## Start INFORMATION SHOWN

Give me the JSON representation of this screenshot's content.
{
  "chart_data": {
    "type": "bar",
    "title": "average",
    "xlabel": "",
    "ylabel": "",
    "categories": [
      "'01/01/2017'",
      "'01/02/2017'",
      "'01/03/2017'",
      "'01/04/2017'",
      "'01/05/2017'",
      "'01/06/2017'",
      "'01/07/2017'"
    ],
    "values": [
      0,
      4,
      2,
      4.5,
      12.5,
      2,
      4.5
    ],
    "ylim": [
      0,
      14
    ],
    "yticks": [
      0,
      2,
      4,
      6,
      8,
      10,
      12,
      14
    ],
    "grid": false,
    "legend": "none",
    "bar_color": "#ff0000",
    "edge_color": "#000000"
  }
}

## End INFORMATION SHOWN

__STATED TASK__.
Write all of the records out again exactly.

__ANSWER TO THIS TASK__.
Give me the JSON representation of this screenshot's content.
{
  "chart_data": {
    "type": "bar",
    "title": "average",
    "xlabel": "",
    "ylabel": "",
    "categories": [
      "'01/01/2017'",
      "'01/02/2017'",
      "'01/03/2017'",
      "'01/04/2017'",
      "'01/05/2017'",
      "'01/06/2017'",
      "'01/07/2017'"
    ],
    "values": [
      0,
      4,
      2,
      4.5,
      12.5,
      2,
      4.5
    ],
    "ylim": [
      0,
      14
    ],
    "yticks": [
      0,
      2,
      4,
      6,
      8,
      10,
      12,
      14
    ],
    "grid": false,
    "legend": "none",
    "bar_color": "#ff0000",
    "edge_color": "#000000"
  }
}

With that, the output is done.